▶ [Stored data]
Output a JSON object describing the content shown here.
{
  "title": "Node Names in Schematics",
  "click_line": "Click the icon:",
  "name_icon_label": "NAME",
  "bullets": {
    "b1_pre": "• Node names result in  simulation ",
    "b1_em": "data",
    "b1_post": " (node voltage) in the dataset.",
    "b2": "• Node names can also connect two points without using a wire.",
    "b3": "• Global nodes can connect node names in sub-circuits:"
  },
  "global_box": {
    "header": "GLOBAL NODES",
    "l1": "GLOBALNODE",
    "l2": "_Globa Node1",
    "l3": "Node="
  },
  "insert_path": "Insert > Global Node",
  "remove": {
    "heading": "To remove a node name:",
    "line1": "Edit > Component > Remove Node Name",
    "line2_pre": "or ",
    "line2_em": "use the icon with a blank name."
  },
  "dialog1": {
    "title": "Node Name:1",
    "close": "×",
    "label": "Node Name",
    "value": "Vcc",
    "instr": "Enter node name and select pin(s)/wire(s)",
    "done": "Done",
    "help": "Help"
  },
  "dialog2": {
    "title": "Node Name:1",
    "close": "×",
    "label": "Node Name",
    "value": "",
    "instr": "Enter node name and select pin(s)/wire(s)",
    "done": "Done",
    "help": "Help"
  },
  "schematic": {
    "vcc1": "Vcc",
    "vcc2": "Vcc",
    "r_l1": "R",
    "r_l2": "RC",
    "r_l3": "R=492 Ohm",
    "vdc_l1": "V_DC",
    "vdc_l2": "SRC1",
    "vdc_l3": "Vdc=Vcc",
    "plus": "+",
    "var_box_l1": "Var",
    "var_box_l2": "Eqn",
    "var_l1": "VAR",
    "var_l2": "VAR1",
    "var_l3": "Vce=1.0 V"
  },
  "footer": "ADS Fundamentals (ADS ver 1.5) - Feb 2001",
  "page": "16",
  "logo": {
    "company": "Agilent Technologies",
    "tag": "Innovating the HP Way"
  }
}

▶ [Given request] Every entry should be printed again exactly as it stands.

▶ [Exercise response]
Output a JSON object describing the content shown here.
{
  "title": "Node Names in Schematics",
  "click_line": "Click the icon:",
  "name_icon_label": "NAME",
  "bullets": {
    "b1_pre": "• Node names result in  simulation ",
    "b1_em": "data",
    "b1_post": " (node voltage) in the dataset.",
    "b2": "• Node names can also connect two points without using a wire.",
    "b3": "• Global nodes can connect node names in sub-circuits:"
  },
  "global_box": {
    "header": "GLOBAL NODES",
    "l1": "GLOBALNODE",
    "l2": "_Globa Node1",
    "l3": "Node="
  },
  "insert_path": "Insert > Global Node",
  "remove": {
    "heading": "To remove a node name:",
    "line1": "Edit > Component > Remove Node Name",
    "line2_pre": "or ",
    "line2_em": "use the icon with a blank name."
  },
  "dialog1": {
    "title": "Node Name:1",
    "close": "×",
    "label": "Node Name",
    "value": "Vcc",
    "instr": "Enter node name and select pin(s)/wire(s)",
    "done": "Done",
    "help": "Help"
  },
  "dialog2": {
    "title": "Node Name:1",
    "close": "×",
    "label": "Node Name",
    "value": "",
    "instr": "Enter node name and select pin(s)/wire(s)",
    "done": "Done",
    "help": "Help"
  },
  "schematic": {
    "vcc1": "Vcc",
    "vcc2": "Vcc",
    "r_l1": "R",
    "r_l2": "RC",
    "r_l3": "R=492 Ohm",
    "vdc_l1": "V_DC",
    "vdc_l2": "SRC1",
    "vdc_l3": "Vdc=Vcc",
    "plus": "+",
    "var_box_l1": "Var",
    "var_box_l2": "Eqn",
    "var_l1": "VAR",
    "var_l2": "VAR1",
    "var_l3": "Vce=1.0 V"
  },
  "footer": "ADS Fundamentals (ADS ver 1.5) - Feb 2001",
  "page": "16",
  "logo": {
    "company": "Agilent Technologies",
    "tag": "Innovating the HP Way"
  }
}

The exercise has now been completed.